>> begin SOURCE EXTRACT

An Introduction to Pram | Event Recaps | All MKC Content | ANA

An Introduction to PRAM

Share        

Representatives of the ANA and Venable discussed the Partnership for Responsible Addressable Media (PRAM), which was launched in August 2020 as a collaborative effort of the leading advertising trade associations and companies representing every sector of the global advertising industry.

N

ew solutions and approaches are necessary to fuel the next generation of addressable media. Apple and Google (which control more than 90 percent of mobile app traffic and more than 80 percent of browser traffic) are removing advertising identifiers which attribute ad spend. Safari blocks cookies by default, with Chrome to follow suit in 2022. Apple's identifier for advertisers (IDFA), used for tracking and identifying a user without revealing personal information, will require an opt-in in January 2021.

The situation has required an industry response to create new solutions to drive growth and continued transformation. This response is all the more necessary as recent privacy-based policy changes are leading to a constriction of marketing and advertising use cases and the ad-supported publishing ecosystem. This challenge will be exacerbated for other mediums (voice, CTV, digital out-of-home advertising, etc). Without uniform standards, severe complexity is likely, with different addressability models for marketing across each browser and device and in each country and region.

To address this concerning issue, the Partnership for Responsible Addressable Media (PRAM) was established to develop principles, standards, and guidelines that will safely and effectively address today's changing global media landscape. This cross-functional consortium represents all voices in the advertising and marketing industry, including marketers and agencies, martech and adtech companies, publishers and platforms, and trade, policy, and legal associations.

>> end SOURCE EXTRACT

■ **AIM**:
Copy out the part of the PRAM introduction that begins at the words "The situation has" and stops after "country and region.".

>> begin DATASET CONTENT

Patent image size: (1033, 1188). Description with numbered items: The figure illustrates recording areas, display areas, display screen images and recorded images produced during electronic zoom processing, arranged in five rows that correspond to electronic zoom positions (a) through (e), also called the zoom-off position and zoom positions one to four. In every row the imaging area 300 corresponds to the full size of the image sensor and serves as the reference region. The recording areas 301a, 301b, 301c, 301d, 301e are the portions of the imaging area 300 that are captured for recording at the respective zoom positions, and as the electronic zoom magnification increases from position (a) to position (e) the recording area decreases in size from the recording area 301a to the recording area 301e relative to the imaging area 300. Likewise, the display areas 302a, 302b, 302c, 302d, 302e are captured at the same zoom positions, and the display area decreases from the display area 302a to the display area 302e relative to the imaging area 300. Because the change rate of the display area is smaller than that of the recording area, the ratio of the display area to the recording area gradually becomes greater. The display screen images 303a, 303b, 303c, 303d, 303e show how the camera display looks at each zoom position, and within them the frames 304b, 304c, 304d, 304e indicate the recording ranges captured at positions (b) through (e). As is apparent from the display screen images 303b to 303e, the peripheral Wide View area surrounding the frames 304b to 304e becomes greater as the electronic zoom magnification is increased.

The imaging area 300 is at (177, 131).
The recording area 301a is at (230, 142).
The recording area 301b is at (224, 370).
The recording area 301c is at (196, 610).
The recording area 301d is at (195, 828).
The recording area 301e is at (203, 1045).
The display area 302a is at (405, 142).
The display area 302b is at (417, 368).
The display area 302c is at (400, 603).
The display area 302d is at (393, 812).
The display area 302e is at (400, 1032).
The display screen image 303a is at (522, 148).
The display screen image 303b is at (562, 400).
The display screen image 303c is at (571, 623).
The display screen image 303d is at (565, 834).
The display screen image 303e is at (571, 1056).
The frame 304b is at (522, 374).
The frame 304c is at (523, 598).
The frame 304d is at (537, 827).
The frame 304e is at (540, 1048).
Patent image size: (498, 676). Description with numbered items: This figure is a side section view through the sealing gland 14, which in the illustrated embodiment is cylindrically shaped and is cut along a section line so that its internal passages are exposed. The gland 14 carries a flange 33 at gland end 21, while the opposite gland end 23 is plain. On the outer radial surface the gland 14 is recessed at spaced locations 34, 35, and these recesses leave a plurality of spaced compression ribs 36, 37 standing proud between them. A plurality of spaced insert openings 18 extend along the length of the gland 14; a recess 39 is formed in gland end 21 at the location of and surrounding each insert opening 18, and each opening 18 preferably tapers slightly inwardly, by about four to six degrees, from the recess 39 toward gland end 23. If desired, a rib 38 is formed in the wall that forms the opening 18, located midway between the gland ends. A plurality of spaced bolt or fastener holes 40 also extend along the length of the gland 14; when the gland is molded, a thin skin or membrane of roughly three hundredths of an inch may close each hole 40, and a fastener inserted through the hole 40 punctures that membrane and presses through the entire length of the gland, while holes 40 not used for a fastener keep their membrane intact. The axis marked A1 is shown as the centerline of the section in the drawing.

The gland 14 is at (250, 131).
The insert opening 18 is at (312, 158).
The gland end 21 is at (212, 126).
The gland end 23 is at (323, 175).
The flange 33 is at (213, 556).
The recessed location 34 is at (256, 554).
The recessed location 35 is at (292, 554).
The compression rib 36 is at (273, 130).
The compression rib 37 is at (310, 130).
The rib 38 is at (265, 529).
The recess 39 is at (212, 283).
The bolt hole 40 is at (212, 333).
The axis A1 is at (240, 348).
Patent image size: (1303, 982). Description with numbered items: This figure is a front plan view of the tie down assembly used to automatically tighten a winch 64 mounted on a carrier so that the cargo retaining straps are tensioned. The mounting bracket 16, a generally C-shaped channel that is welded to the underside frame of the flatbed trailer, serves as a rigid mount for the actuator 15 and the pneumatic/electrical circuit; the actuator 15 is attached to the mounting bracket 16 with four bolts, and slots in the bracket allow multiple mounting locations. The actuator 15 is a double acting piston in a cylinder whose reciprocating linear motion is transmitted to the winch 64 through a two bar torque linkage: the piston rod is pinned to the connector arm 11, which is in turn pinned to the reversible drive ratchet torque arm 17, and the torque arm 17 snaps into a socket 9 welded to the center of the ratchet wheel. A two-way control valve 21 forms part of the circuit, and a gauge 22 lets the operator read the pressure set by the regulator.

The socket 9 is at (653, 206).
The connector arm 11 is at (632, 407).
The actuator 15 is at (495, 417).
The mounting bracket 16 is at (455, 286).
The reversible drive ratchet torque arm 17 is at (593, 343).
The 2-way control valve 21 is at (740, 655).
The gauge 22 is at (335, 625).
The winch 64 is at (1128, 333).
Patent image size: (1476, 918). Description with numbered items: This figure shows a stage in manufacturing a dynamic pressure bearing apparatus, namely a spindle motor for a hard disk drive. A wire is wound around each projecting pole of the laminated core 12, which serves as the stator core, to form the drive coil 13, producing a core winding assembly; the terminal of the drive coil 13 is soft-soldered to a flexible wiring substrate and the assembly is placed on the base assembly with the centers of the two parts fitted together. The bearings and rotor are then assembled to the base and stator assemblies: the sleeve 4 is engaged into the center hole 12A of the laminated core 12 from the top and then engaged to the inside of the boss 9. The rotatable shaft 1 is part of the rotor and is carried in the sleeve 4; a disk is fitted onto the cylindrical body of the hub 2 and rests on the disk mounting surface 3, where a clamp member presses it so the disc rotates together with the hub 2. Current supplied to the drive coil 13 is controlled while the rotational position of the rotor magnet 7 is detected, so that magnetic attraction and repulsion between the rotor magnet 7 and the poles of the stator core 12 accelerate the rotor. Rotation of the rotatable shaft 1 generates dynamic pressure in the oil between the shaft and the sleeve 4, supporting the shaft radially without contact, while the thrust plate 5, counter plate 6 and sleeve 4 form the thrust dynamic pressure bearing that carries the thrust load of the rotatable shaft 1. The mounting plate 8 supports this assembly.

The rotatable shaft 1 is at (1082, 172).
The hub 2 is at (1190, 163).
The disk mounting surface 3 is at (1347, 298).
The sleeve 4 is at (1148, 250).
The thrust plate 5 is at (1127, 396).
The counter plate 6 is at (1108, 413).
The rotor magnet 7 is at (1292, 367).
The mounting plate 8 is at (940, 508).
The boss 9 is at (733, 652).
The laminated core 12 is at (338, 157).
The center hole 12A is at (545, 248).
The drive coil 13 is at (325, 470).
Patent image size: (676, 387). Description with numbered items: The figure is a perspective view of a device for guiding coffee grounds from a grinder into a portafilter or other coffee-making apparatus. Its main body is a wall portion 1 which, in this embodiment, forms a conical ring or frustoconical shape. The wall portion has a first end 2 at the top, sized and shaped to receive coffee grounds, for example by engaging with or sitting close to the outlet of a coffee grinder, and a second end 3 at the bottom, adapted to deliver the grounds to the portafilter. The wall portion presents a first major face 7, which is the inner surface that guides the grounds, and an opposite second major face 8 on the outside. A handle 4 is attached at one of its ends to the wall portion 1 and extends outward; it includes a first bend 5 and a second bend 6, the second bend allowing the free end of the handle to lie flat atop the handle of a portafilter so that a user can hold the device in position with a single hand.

>> end DATASET CONTENT

■ **ANSWER BELOW**:
The situation has required an industry response to create new solutions to drive growth and continued transformation. This response is all the more necessary as recent privacy-based policy changes are leading to a constriction of marketing and advertising use cases and the ad-supported publishing ecosystem. This challenge will be exacerbated for other mediums (voice, CTV, digital out-of-home advertising, etc). Without uniform standards, severe complexity is likely, with different addressability models for marketing across each browser and device and in each country and region.